**What you need to do:** Extract every record, exactly as written, and ignore the pictures.

--- BEGIN Provided material ---

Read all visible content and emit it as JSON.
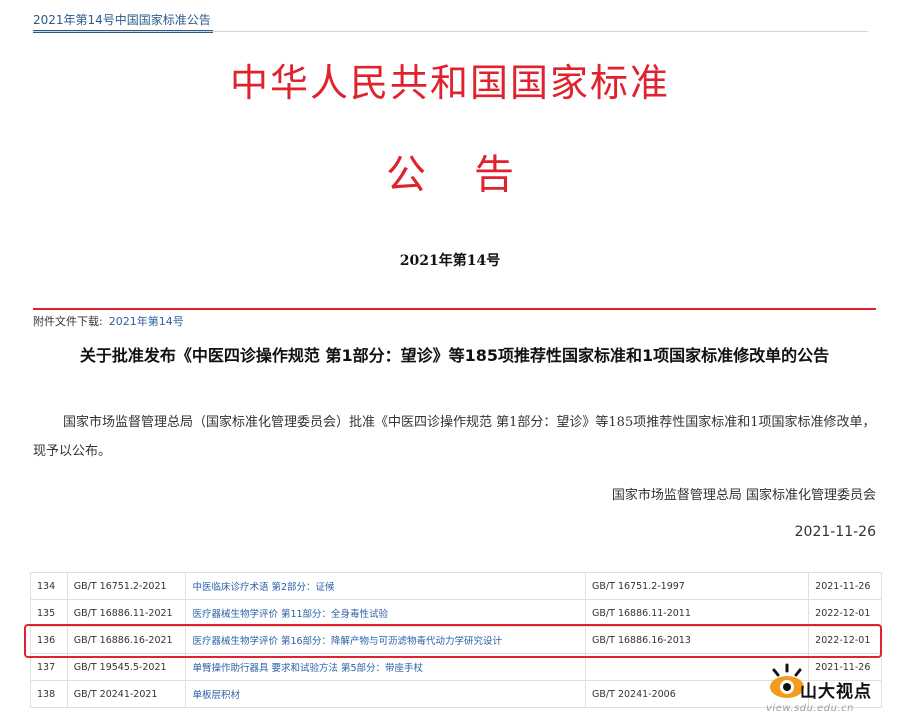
{
  "header": {
    "breadcrumb": "2021年第14号中国国家标准公告"
  },
  "document": {
    "main_title": "中华人民共和国国家标准",
    "sub_title": "公告",
    "issue_no": "2021年第14号",
    "attachment_label": "附件文件下载:",
    "attachment_link": "2021年第14号",
    "notice_title": "关于批准发布《中医四诊操作规范 第1部分：望诊》等185项推荐性国家标准和1项国家标准修改单的公告",
    "body": "国家市场监督管理总局（国家标准化管理委员会）批准《中医四诊操作规范 第1部分：望诊》等185项推荐性国家标准和1项国家标准修改单，现予以公布。",
    "issuer": "国家市场监督管理总局 国家标准化管理委员会",
    "date": "2021-11-26"
  },
  "table": {
    "rows": [
      {
        "num": "134",
        "code": "GB/T 16751.2-2021",
        "name": "中医临床诊疗术语 第2部分：证候",
        "replaces": "GB/T 16751.2-1997",
        "date": "2021-11-26"
      },
      {
        "num": "135",
        "code": "GB/T 16886.11-2021",
        "name": "医疗器械生物学评价 第11部分：全身毒性试验",
        "replaces": "GB/T 16886.11-2011",
        "date": "2022-12-01"
      },
      {
        "num": "136",
        "code": "GB/T 16886.16-2021",
        "name": "医疗器械生物学评价 第16部分：降解产物与可沥滤物毒代动力学研究设计",
        "replaces": "GB/T 16886.16-2013",
        "date": "2022-12-01"
      },
      {
        "num": "137",
        "code": "GB/T 19545.5-2021",
        "name": "单臂操作助行器具 要求和试验方法 第5部分：带座手杖",
        "replaces": "",
        "date": "2021-11-26"
      },
      {
        "num": "138",
        "code": "GB/T 20241-2021",
        "name": "单板层积材",
        "replaces": "GB/T 20241-2006",
        "date": ""
      }
    ]
  },
  "watermark": {
    "text": "山大视点",
    "url": "view.sdu.edu.cn"
  },
  "colors": {
    "accent_red": "#e0212e",
    "link_blue": "#2c5fa5",
    "header_blue": "#2b5a8a"
  }
}
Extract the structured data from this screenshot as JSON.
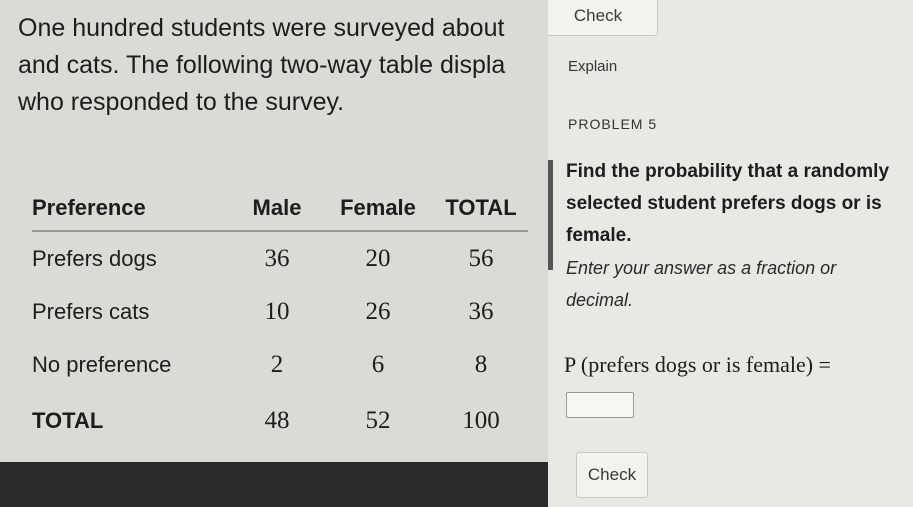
{
  "intro": {
    "line1": "One hundred students were surveyed about",
    "line2": "and cats. The following two-way table displa",
    "line3": "who responded to the survey."
  },
  "table": {
    "headers": [
      "Preference",
      "Male",
      "Female",
      "TOTAL"
    ],
    "rows": [
      {
        "label": "Prefers dogs",
        "values": [
          "36",
          "20",
          "56"
        ]
      },
      {
        "label": "Prefers cats",
        "values": [
          "10",
          "26",
          "36"
        ]
      },
      {
        "label": "No preference",
        "values": [
          "2",
          "6",
          "8"
        ]
      },
      {
        "label": "TOTAL",
        "values": [
          "48",
          "52",
          "100"
        ]
      }
    ]
  },
  "panel": {
    "check_top": "Check",
    "explain": "Explain",
    "problem_label": "PROBLEM 5",
    "question": "Find the probability that a randomly selected student prefers dogs or is female.",
    "instructions": "Enter your answer as a fraction or decimal.",
    "expression": "P (prefers dogs or is female) =",
    "answer_value": "",
    "check_bottom": "Check"
  }
}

--- END Provided material ---

**Answer to this exercise:**
Read all visible content and emit it as JSON.
{
  "header": {
    "breadcrumb": "2021年第14号中国国家标准公告"
  },
  "document": {
    "main_title": "中华人民共和国国家标准",
    "sub_title": "公告",
    "issue_no": "2021年第14号",
    "attachment_label": "附件文件下载:",
    "attachment_link": "2021年第14号",
    "notice_title": "关于批准发布《中医四诊操作规范 第1部分：望诊》等185项推荐性国家标准和1项国家标准修改单的公告",
    "body": "国家市场监督管理总局（国家标准化管理委员会）批准《中医四诊操作规范 第1部分：望诊》等185项推荐性国家标准和1项国家标准修改单，现予以公布。",
    "issuer": "国家市场监督管理总局 国家标准化管理委员会",
    "date": "2021-11-26"
  },
  "table": {
    "rows": [
      {
        "num": "134",
        "code": "GB/T 16751.2-2021",
        "name": "中医临床诊疗术语 第2部分：证候",
        "replaces": "GB/T 16751.2-1997",
        "date": "2021-11-26"
      },
      {
        "num": "135",
        "code": "GB/T 16886.11-2021",
        "name": "医疗器械生物学评价 第11部分：全身毒性试验",
        "replaces": "GB/T 16886.11-2011",
        "date": "2022-12-01"
      },
      {
        "num": "136",
        "code": "GB/T 16886.16-2021",
        "name": "医疗器械生物学评价 第16部分：降解产物与可沥滤物毒代动力学研究设计",
        "replaces": "GB/T 16886.16-2013",
        "date": "2022-12-01"
      },
      {
        "num": "137",
        "code": "GB/T 19545.5-2021",
        "name": "单臂操作助行器具 要求和试验方法 第5部分：带座手杖",
        "replaces": "",
        "date": "2021-11-26"
      },
      {
        "num": "138",
        "code": "GB/T 20241-2021",
        "name": "单板层积材",
        "replaces": "GB/T 20241-2006",
        "date": ""
      }
    ]
  },
  "watermark": {
    "text": "山大视点",
    "url": "view.sdu.edu.cn"
  },
  "colors": {
    "accent_red": "#e0212e",
    "link_blue": "#2c5fa5",
    "header_blue": "#2b5a8a"
  }
}
Extract the structured data from this screenshot as JSON.
{
  "intro": {
    "line1": "One hundred students were surveyed about",
    "line2": "and cats. The following two-way table displa",
    "line3": "who responded to the survey."
  },
  "table": {
    "headers": [
      "Preference",
      "Male",
      "Female",
      "TOTAL"
    ],
    "rows": [
      {
        "label": "Prefers dogs",
        "values": [
          "36",
          "20",
          "56"
        ]
      },
      {
        "label": "Prefers cats",
        "values": [
          "10",
          "26",
          "36"
        ]
      },
      {
        "label": "No preference",
        "values": [
          "2",
          "6",
          "8"
        ]
      },
      {
        "label": "TOTAL",
        "values": [
          "48",
          "52",
          "100"
        ]
      }
    ]
  },
  "panel": {
    "check_top": "Check",
    "explain": "Explain",
    "problem_label": "PROBLEM 5",
    "question": "Find the probability that a randomly selected student prefers dogs or is female.",
    "instructions": "Enter your answer as a fraction or decimal.",
    "expression": "P (prefers dogs or is female) =",
    "answer_value": "",
    "check_bottom": "Check"
  }
}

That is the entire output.